TASK TO COMPLETE: Write out the listing below exactly, and omit any images you find in it.

Data entries:
----

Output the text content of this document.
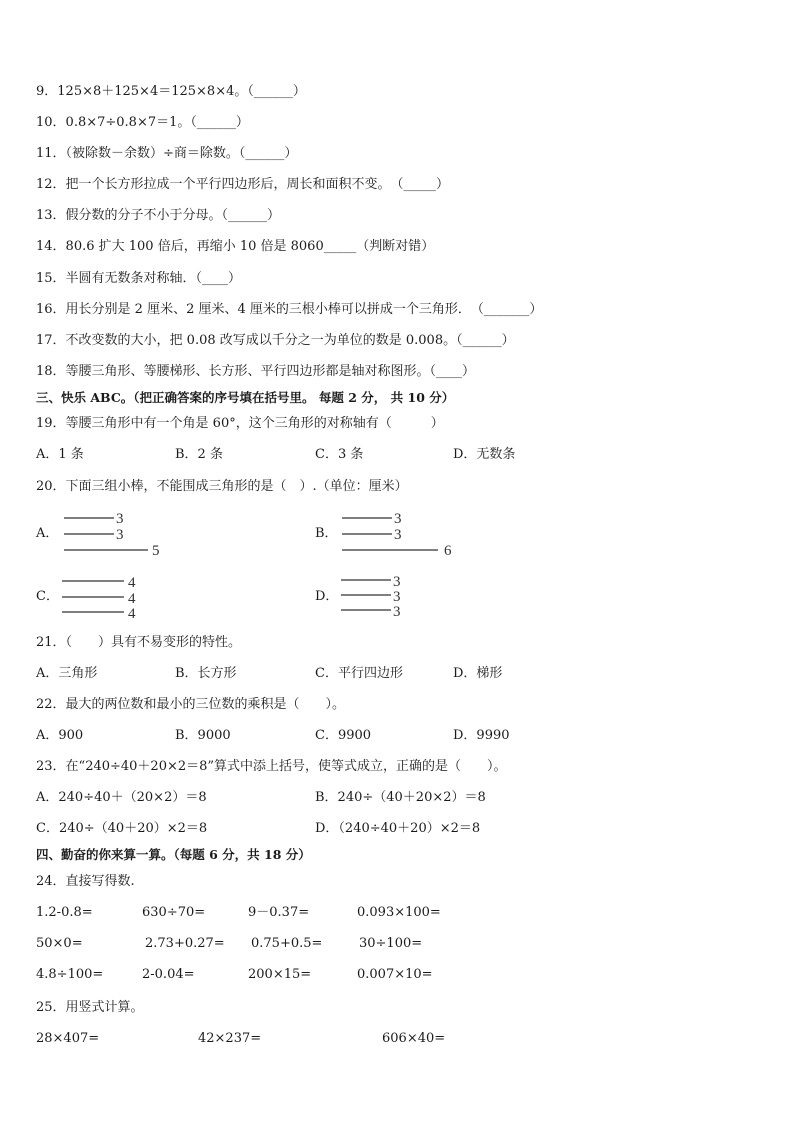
9．125×8＋125×4＝125×8×4。（______）
10．0.8×7÷0.8×7＝1。（______）
11．（被除数－余数）÷商＝除数。（______）
12．把一个长方形拉成一个平行四边形后，周长和面积不变。　（_____）
13．假分数的分子不小于分母。（______）
14．80.6 扩大 100 倍后，再缩小 10 倍是 8060_____（判断对错）
15．半圆有无数条对称轴．（____）
16．用长分别是 2 厘米、2 厘米、4 厘米的三根小棒可以拼成一个三角形．　（_______）
17．不改变数的大小，把 0.08 改写成以千分之一为单位的数是 0.008。（______）
18．等腰三角形、等腰梯形、长方形、平行四边形都是轴对称图形。（____）
三、快乐 ABC。（把正确答案的序号填在括号里。 每题 2 分， 共 10 分）
19．等腰三角形中有一个角是 60°，这个三角形的对称轴有（　　　）
A．1 条	B．2 条	C．3 条	D．无数条
20．下面三组小棒，不能围成三角形的是（　）.（单位：厘米）
A．
3
3
5
B．
3
3
6
C．
4
4
4
D．
3
3
3
21．（　　）具有不易变形的特性。
A．三角形	B．长方形	C．平行四边形	D．梯形
22．最大的两位数和最小的三位数的乘积是（　　）。
A．900	B．9000	C．9900	D．9990
23．在“240÷40＋20×2＝8”算式中添上括号，使等式成立，正确的是（　　）。
A．240÷40＋（20×2）＝8	B．240÷（40＋20×2）＝8
C．240÷（40＋20）×2＝8	D．（240÷40＋20）×2＝8
四、勤奋的你来算一算。（每题 6 分，共 18 分）
24．直接写得数.
1.2-0.8=	630÷70=	9－0.37=	0.093×100=
50×0=	2.73+0.27= 0.75+0.5=	30÷100=
4.8÷100=	2-0.04=	200×15=	0.007×10=
25．用竖式计算。
28×407=	42×237=	606×40=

----

OUTPUT FOR THIS EXERCISE:
Output the text content of this document.
9．125×8＋125×4＝125×8×4。（______）
10．0.8×7÷0.8×7＝1。（______）
11．（被除数－余数）÷商＝除数。（______）
12．把一个长方形拉成一个平行四边形后，周长和面积不变。　（_____）
13．假分数的分子不小于分母。（______）
14．80.6 扩大 100 倍后，再缩小 10 倍是 8060_____（判断对错）
15．半圆有无数条对称轴．（____）
16．用长分别是 2 厘米、2 厘米、4 厘米的三根小棒可以拼成一个三角形．　（_______）
17．不改变数的大小，把 0.08 改写成以千分之一为单位的数是 0.008。（______）
18．等腰三角形、等腰梯形、长方形、平行四边形都是轴对称图形。（____）
三、快乐 ABC。（把正确答案的序号填在括号里。 每题 2 分， 共 10 分）
19．等腰三角形中有一个角是 60°，这个三角形的对称轴有（　　　）
A．1 条	B．2 条	C．3 条	D．无数条
20．下面三组小棒，不能围成三角形的是（　）.（单位：厘米）
A．
3
3
5
B．
3
3
6
C．
4
4
4
D．
3
3
3
21．（　　）具有不易变形的特性。
A．三角形	B．长方形	C．平行四边形	D．梯形
22．最大的两位数和最小的三位数的乘积是（　　）。
A．900	B．9000	C．9900	D．9990
23．在“240÷40＋20×2＝8”算式中添上括号，使等式成立，正确的是（　　）。
A．240÷40＋（20×2）＝8	B．240÷（40＋20×2）＝8
C．240÷（40＋20）×2＝8	D．（240÷40＋20）×2＝8
四、勤奋的你来算一算。（每题 6 分，共 18 分）
24．直接写得数.
1.2-0.8=	630÷70=	9－0.37=	0.093×100=
50×0=	2.73+0.27= 0.75+0.5=	30÷100=
4.8÷100=	2-0.04=	200×15=	0.007×10=
25．用竖式计算。
28×407=	42×237=	606×40=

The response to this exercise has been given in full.